All sexual behaviors included were strongly associated with HSV-2 infection, confirmed HSV-2 was a common sexually transmitted infection (Table 3). In contrast to HSV-2, the prevalence of KSHV did not follow the pattern expected of a sexually transmitted infection. After adjusting the age, the duration of sexual activity did not show a significant association with KSHV seropositivity. Only participants with homosexual activity showed an elevated risk of KSHV infection. Of all subjects, 83 reported a history of homosexual activity (weighted prevalence, 1.07% among all male participants), and 5 out of 83 were K8.1 positive. Participants with MSM activity increased the risk of KSHV infection fourfold (OR=4.98; 95%CI 1.69 11.77; P<0.001).

Table 3 Sexual behaviors and their associations with KSHV infection and HSV-2 infection in study participants


Despite consistent increasing understanding of KSHV biology and its clinical manifestations, progress has not been significantly made in its epidemiology which in turn hampered the management of KSHV-associated diseases and public health. In this study, we based on a large general population to explore the epidemiologic features of KSHV infection. The seropositivity of KSHV was 2.05%, higher than the previous study [17]. And the results suggested that KSHV appears to be sexually transmitted in MSM, this high risk population.

We explored the potential correlates of sexual behaviors with KSHV and HSV-2 infection and found that KSHV transmission may be related to sexual activity in men, especially in male homosexuals. Our results showed MSM had an approximately fivefold increased risk of KSHV infection (OR = 4.98), which was generally consistent with previous studies [8, 21, 22]. Whereas, we did not find evidence that heterosexual transmission of KSHV infection. Compared with heterosexuals, homosexual individuals were more likely to have oral sex and multiple sexual partners [23]. While KSHV can be detected commonly in the saliva of infected subjects, indicating that saliva is the most likely source of KSHV during transmission between MSM [24, 25]. Our results did not show a clear between the number of sexual partners and KSHV seropositivity (P = 0.574). This may be affected by the methods of data acquisition. The data on sexual behaviors were obtained through interviews with the general population, which may cause some selection biases.

GIVEN ENTRIES
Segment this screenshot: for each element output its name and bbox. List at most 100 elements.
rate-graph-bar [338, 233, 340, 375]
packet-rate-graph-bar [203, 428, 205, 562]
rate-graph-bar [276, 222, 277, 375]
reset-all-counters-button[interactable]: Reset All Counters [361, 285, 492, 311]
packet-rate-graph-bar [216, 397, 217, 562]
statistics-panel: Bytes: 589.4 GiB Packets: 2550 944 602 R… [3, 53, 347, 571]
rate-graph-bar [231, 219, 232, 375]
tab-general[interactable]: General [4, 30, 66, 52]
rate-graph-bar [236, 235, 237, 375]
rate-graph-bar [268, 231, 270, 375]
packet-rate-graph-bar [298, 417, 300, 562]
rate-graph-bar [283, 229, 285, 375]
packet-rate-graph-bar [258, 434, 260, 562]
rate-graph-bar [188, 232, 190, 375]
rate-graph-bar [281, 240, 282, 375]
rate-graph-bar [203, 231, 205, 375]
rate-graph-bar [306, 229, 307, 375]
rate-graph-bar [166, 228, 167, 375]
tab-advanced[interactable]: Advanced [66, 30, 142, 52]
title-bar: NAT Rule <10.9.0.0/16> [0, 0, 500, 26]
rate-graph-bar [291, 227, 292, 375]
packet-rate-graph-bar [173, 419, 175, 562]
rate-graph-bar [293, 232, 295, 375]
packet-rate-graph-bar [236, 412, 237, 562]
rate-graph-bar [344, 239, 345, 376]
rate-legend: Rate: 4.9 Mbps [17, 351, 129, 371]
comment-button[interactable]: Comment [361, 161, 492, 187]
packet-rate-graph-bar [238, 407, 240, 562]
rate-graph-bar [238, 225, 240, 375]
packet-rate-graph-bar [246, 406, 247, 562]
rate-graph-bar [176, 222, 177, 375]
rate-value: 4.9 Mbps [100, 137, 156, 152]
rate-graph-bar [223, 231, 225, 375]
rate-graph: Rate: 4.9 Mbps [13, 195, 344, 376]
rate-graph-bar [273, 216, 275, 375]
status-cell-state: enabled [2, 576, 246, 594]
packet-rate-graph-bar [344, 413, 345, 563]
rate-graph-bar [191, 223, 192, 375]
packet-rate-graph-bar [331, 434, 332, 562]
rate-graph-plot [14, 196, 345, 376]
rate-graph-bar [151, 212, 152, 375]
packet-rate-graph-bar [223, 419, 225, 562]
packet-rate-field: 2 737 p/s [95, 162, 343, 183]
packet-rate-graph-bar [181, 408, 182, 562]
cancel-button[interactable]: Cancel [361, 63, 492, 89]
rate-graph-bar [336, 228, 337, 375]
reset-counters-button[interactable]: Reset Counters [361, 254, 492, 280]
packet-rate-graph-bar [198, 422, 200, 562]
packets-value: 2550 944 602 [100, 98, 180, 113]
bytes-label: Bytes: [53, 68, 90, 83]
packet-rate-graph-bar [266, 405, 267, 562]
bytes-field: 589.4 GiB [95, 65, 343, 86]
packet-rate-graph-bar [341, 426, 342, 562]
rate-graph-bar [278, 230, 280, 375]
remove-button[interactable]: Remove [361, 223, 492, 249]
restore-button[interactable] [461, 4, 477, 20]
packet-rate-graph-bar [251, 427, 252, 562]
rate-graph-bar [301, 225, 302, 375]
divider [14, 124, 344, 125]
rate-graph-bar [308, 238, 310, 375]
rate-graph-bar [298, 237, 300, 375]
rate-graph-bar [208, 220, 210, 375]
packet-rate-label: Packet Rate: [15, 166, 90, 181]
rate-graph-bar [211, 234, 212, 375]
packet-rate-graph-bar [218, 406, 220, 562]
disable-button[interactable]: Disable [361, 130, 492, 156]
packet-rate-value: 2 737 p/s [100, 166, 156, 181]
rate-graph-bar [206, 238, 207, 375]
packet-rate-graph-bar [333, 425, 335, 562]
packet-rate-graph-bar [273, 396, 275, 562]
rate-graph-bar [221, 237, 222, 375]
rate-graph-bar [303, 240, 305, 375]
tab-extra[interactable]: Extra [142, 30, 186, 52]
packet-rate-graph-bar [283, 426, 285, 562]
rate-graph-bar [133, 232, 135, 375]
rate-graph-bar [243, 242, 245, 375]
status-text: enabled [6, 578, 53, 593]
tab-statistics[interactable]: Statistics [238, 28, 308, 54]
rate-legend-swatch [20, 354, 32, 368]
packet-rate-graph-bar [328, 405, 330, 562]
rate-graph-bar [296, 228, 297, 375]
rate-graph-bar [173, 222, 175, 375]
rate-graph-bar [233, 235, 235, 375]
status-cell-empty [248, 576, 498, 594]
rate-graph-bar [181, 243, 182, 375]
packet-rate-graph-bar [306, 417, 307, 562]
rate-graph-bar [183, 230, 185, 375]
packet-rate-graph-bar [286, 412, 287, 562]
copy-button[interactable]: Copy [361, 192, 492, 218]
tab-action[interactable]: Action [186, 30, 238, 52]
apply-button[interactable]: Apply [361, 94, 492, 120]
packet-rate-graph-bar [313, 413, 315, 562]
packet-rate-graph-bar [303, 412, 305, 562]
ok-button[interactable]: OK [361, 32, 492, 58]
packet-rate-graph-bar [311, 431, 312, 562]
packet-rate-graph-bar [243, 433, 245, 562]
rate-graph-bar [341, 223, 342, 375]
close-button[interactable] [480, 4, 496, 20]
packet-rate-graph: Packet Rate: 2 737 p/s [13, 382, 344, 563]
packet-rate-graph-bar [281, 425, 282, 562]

TASK REQUIREMENTS
Copy out the KSHV study excerpt starting at the words "Despite consistent increasing" and ending after "high risk population.", swapping "epidemiology" for "spread". Work only from the KSHV study excerpt, not from the listing.

RESPONSE BELOW
Despite consistent increasing understanding of KSHV biology and its clinical manifestations, progress has not been significantly made in its spread which in turn hampered the management of KSHV-associated diseases and public health. In this study, we based on a large general population to explore the epidemiologic features of KSHV infection. The seropositivity of KSHV was 2.05%, higher than the previous study [17]. And the results suggested that KSHV appears to be sexually transmitted in MSM, this high risk population.